> [What the task requires] Return a copy of each line that holds the string "стихотворений".

> [Input for this task]

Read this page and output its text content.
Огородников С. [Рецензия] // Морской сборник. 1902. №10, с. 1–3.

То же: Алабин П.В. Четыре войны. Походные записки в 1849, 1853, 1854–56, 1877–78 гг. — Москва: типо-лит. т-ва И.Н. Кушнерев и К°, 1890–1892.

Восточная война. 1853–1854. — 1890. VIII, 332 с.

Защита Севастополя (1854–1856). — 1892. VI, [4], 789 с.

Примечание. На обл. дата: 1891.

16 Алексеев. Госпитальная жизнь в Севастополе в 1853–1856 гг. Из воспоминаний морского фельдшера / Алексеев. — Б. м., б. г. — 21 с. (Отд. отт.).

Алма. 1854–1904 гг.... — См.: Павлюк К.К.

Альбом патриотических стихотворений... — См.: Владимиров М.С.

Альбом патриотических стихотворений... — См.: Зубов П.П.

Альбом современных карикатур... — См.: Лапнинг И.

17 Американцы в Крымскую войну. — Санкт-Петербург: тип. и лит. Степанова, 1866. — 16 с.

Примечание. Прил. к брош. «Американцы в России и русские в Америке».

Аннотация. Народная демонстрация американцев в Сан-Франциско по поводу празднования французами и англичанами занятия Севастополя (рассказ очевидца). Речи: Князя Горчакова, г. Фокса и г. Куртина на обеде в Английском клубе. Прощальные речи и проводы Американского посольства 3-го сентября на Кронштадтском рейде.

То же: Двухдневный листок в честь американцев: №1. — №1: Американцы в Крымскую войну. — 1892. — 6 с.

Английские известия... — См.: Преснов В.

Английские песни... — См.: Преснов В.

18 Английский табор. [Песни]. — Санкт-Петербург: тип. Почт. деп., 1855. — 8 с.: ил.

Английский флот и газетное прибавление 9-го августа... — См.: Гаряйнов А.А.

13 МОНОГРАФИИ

> [Answer for this exercise]
Альбом патриотических стихотворений... — См.: Владимиров М.С.
Альбом патриотических стихотворений... — См.: Зубов П.П.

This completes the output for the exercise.